List each line of the data in which the string "dash" appears.

-- Material to process --
※
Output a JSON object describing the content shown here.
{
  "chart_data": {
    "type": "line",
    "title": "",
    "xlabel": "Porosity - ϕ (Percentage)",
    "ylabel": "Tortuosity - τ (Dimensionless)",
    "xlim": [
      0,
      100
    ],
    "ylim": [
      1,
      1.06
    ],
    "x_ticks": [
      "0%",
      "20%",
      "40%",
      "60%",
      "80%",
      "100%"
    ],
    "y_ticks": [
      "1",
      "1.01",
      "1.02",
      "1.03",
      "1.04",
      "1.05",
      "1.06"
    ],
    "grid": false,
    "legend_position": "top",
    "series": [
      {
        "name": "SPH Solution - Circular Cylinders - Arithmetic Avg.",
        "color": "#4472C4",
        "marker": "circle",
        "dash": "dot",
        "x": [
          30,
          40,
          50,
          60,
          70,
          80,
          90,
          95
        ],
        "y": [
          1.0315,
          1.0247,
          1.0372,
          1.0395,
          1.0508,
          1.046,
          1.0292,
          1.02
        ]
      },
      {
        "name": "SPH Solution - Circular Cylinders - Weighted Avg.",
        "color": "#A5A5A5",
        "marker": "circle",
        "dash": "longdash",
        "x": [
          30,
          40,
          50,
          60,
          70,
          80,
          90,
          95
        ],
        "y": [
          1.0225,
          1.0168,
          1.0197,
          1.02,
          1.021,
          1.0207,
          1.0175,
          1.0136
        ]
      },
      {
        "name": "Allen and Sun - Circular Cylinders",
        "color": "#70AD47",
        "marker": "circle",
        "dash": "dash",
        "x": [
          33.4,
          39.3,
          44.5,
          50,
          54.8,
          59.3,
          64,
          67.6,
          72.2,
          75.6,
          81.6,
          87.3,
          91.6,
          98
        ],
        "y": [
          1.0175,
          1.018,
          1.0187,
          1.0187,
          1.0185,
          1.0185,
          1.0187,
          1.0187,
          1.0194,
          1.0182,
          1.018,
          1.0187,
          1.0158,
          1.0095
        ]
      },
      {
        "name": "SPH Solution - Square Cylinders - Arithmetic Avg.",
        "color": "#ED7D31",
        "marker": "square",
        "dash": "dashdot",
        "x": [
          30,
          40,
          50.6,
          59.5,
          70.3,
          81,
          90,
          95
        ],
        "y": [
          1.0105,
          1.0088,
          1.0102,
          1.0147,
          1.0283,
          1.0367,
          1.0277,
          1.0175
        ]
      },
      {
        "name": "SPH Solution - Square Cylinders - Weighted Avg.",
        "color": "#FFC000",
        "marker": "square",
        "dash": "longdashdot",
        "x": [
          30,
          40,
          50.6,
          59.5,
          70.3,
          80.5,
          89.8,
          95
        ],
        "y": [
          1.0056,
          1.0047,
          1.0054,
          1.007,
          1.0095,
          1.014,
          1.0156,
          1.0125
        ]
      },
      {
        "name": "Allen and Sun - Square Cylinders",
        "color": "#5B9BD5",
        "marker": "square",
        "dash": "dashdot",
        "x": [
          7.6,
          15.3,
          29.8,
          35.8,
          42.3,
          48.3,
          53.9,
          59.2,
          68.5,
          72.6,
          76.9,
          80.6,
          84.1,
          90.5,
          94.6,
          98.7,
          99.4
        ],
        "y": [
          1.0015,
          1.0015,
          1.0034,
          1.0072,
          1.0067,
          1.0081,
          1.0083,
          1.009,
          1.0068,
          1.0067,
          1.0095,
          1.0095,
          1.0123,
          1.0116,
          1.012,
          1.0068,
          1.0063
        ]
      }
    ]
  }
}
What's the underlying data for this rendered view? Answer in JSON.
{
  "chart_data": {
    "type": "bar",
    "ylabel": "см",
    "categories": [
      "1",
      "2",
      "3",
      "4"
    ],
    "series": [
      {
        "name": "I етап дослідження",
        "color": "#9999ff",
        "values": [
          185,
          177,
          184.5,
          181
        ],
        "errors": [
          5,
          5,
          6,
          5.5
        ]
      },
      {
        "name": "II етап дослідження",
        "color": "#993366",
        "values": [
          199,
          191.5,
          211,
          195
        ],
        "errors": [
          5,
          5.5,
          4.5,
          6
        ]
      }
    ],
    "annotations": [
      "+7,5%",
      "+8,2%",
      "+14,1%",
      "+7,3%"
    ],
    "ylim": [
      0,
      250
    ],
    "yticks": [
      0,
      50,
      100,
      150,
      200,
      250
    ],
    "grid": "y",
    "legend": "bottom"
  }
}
※
-- Task result --
        "dash": "dot",
        "dash": "longdash",
        "dash": "dash",
        "dash": "dashdot",
        "dash": "longdashdot",
        "dash": "dashdot",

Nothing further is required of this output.